Exercise objective -
Return each line containing the string "zamknij".

Data supplied -
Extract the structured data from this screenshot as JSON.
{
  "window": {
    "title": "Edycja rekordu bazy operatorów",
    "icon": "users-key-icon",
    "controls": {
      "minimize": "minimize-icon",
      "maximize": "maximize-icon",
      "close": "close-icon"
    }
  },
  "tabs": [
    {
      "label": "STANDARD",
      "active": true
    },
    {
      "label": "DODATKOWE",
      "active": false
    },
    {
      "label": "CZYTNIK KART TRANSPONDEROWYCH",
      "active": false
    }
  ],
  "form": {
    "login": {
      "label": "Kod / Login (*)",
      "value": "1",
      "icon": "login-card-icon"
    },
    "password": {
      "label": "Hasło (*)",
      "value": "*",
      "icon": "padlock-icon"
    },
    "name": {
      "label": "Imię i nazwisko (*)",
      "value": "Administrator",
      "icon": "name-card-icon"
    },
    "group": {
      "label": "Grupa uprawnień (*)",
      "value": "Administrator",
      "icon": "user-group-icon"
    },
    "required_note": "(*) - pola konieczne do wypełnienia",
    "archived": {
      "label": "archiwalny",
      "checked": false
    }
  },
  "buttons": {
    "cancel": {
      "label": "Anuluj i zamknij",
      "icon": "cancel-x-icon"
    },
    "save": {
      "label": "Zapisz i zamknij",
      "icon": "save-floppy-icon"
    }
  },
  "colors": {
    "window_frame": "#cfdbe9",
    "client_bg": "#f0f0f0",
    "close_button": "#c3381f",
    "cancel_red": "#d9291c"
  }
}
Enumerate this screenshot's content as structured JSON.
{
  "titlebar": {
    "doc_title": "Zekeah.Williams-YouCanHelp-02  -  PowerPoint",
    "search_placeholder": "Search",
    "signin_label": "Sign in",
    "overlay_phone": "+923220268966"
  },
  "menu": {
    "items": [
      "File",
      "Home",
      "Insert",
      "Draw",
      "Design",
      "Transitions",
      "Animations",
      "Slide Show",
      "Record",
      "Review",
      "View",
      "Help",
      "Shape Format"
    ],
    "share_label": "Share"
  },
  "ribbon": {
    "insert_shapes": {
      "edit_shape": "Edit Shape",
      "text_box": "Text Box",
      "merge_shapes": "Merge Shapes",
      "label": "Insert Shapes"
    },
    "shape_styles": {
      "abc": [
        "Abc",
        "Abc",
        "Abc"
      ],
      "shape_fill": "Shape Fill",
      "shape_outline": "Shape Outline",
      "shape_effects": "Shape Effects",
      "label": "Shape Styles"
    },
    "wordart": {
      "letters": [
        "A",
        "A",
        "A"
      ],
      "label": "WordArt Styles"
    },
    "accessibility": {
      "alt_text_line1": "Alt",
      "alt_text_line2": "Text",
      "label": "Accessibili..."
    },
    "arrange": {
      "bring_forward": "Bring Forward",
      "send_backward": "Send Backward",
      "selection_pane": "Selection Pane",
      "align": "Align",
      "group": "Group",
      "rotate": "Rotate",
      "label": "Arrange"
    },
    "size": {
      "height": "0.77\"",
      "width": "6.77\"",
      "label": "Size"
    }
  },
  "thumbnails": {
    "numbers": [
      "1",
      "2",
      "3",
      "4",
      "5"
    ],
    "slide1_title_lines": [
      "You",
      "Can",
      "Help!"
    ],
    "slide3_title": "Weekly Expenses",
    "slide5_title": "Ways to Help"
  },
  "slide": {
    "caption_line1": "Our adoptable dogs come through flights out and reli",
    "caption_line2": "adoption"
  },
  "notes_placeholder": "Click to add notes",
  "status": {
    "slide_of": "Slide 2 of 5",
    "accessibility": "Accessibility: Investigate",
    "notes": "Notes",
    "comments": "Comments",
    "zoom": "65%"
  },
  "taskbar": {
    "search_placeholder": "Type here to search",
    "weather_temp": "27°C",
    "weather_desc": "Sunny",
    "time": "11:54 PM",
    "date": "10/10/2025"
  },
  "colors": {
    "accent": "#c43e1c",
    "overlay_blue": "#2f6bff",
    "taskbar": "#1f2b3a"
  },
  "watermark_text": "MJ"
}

Exercise response -
      "label": "Anuluj i zamknij",
      "label": "Zapisz i zamknij",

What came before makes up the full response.